§ **Records**:
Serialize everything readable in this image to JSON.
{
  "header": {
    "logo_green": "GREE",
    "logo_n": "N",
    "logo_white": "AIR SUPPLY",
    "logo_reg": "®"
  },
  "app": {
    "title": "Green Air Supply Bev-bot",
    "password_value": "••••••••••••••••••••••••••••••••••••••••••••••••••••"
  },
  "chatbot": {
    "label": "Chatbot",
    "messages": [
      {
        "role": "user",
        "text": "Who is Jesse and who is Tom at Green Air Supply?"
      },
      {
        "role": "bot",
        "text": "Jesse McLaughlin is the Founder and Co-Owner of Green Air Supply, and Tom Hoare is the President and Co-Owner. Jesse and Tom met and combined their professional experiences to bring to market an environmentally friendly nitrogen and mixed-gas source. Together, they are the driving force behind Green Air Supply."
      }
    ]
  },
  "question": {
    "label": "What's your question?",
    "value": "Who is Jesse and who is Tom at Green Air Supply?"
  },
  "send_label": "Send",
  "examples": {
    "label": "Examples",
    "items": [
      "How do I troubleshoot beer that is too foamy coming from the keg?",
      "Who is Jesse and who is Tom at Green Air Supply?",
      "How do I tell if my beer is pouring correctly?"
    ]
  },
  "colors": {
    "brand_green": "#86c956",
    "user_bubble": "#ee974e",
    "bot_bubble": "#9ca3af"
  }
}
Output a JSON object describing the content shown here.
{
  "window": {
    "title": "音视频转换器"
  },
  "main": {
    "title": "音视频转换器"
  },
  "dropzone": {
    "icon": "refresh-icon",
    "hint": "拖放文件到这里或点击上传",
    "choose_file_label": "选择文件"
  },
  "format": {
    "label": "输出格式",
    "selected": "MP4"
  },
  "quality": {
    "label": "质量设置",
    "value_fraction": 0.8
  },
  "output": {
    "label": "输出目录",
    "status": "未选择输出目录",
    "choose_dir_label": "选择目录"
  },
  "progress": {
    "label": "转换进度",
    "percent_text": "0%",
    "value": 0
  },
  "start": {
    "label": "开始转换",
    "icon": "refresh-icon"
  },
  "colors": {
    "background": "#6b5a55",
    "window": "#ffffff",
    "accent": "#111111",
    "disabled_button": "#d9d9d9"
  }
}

§ **Your task**: All of the material above needs to be copied exactly.

§ **Full answer**:
Serialize everything readable in this image to JSON.
{
  "header": {
    "logo_green": "GREE",
    "logo_n": "N",
    "logo_white": "AIR SUPPLY",
    "logo_reg": "®"
  },
  "app": {
    "title": "Green Air Supply Bev-bot",
    "password_value": "••••••••••••••••••••••••••••••••••••••••••••••••••••"
  },
  "chatbot": {
    "label": "Chatbot",
    "messages": [
      {
        "role": "user",
        "text": "Who is Jesse and who is Tom at Green Air Supply?"
      },
      {
        "role": "bot",
        "text": "Jesse McLaughlin is the Founder and Co-Owner of Green Air Supply, and Tom Hoare is the President and Co-Owner. Jesse and Tom met and combined their professional experiences to bring to market an environmentally friendly nitrogen and mixed-gas source. Together, they are the driving force behind Green Air Supply."
      }
    ]
  },
  "question": {
    "label": "What's your question?",
    "value": "Who is Jesse and who is Tom at Green Air Supply?"
  },
  "send_label": "Send",
  "examples": {
    "label": "Examples",
    "items": [
      "How do I troubleshoot beer that is too foamy coming from the keg?",
      "Who is Jesse and who is Tom at Green Air Supply?",
      "How do I tell if my beer is pouring correctly?"
    ]
  },
  "colors": {
    "brand_green": "#86c956",
    "user_bubble": "#ee974e",
    "bot_bubble": "#9ca3af"
  }
}
Output a JSON object describing the content shown here.
{
  "window": {
    "title": "音视频转换器"
  },
  "main": {
    "title": "音视频转换器"
  },
  "dropzone": {
    "icon": "refresh-icon",
    "hint": "拖放文件到这里或点击上传",
    "choose_file_label": "选择文件"
  },
  "format": {
    "label": "输出格式",
    "selected": "MP4"
  },
  "quality": {
    "label": "质量设置",
    "value_fraction": 0.8
  },
  "output": {
    "label": "输出目录",
    "status": "未选择输出目录",
    "choose_dir_label": "选择目录"
  },
  "progress": {
    "label": "转换进度",
    "percent_text": "0%",
    "value": 0
  },
  "start": {
    "label": "开始转换",
    "icon": "refresh-icon"
  },
  "colors": {
    "background": "#6b5a55",
    "window": "#ffffff",
    "accent": "#111111",
    "disabled_button": "#d9d9d9"
  }
}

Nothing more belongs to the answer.